Direction:
Your task is to filter the data below down to the lines holding "dziękować".

Data for processing:
_ _ _ _ _
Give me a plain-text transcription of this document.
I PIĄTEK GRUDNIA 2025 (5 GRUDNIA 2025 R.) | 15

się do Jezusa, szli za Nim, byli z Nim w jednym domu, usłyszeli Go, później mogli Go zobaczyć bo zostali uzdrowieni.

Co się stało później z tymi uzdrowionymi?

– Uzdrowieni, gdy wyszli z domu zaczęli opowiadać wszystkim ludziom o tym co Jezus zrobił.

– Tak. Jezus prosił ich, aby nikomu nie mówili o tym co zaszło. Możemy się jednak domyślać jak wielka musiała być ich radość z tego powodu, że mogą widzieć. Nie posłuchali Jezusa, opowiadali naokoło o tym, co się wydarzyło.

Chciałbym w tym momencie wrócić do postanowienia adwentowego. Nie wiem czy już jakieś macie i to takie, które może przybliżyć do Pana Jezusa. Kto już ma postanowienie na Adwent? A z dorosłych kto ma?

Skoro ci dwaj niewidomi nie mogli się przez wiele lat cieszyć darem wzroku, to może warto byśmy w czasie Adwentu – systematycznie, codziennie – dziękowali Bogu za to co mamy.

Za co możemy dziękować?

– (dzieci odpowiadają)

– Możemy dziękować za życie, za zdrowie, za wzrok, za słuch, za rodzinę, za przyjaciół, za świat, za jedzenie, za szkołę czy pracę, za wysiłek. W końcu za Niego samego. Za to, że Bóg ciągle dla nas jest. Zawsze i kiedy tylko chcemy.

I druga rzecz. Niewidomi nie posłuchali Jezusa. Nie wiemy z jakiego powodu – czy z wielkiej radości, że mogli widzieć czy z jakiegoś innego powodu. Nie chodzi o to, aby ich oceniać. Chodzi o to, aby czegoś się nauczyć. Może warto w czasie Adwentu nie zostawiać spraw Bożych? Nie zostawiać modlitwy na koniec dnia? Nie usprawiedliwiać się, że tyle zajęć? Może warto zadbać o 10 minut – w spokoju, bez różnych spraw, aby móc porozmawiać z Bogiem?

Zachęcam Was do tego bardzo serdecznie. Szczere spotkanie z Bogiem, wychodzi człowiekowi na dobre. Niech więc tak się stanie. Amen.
_ _ _ _ _
Written response:
Za co możemy dziękować?
– Możemy dziękować za życie, za zdrowie, za wzrok, za słuch, za rodzinę, za przyjaciół, za świat, za jedzenie, za szkołę czy pracę, za wysiłek. W końcu za Niego samego. Za to, że Bóg ciągle dla nas jest. Zawsze i kiedy tylko chcemy.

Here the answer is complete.